_Exercise brief_
Spot each line that carries the word "القانون"; copy those lines.

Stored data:
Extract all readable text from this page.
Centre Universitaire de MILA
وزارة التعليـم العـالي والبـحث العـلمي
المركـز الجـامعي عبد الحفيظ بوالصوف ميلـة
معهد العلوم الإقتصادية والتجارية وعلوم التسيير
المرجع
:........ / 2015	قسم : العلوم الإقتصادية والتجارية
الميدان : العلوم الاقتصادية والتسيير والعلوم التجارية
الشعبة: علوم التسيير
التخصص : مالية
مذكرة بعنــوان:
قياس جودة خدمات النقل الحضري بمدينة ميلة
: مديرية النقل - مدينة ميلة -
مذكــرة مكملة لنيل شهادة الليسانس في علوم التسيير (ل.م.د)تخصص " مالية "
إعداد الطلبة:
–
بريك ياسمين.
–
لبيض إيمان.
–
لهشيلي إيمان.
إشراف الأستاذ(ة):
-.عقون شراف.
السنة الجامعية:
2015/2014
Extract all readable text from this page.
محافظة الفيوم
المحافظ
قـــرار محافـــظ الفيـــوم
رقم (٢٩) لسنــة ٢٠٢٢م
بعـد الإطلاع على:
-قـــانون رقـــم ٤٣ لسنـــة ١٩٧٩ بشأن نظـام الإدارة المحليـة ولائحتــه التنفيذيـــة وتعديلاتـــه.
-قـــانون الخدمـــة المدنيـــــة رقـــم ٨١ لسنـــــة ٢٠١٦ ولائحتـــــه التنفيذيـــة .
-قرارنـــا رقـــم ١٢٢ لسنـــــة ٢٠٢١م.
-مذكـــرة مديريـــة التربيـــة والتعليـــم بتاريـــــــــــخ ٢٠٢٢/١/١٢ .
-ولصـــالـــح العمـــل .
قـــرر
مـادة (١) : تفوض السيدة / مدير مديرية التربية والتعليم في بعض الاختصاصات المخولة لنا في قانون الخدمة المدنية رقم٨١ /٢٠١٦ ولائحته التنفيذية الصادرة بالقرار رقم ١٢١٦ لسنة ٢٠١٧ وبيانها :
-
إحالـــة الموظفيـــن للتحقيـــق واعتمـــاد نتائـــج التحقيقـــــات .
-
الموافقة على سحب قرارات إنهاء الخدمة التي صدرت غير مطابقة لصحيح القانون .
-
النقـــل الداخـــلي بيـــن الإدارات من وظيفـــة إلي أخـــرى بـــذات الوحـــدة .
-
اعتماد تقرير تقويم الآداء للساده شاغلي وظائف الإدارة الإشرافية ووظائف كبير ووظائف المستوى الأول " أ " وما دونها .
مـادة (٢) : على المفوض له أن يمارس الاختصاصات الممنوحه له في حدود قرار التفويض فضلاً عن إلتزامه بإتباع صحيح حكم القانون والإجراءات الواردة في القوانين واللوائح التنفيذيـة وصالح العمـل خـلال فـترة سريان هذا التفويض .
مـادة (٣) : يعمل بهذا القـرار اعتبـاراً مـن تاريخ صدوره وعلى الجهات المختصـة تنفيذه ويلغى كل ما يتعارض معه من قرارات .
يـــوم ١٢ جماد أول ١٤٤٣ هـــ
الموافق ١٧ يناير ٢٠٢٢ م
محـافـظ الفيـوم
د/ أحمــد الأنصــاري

_Result of the exercise_
الموافقة على سحب قرارات إنهاء الخدمة التي صدرت غير مطابقة لصحيح القانون .
مـادة (٢) : على المفوض له أن يمارس الاختصاصات الممنوحه له في حدود قرار التفويض فضلاً عن إلتزامه بإتباع صحيح حكم القانون والإجراءات الواردة في القوانين واللوائح التنفيذيـة وصالح العمـل خـلال فـترة سريان هذا التفويض .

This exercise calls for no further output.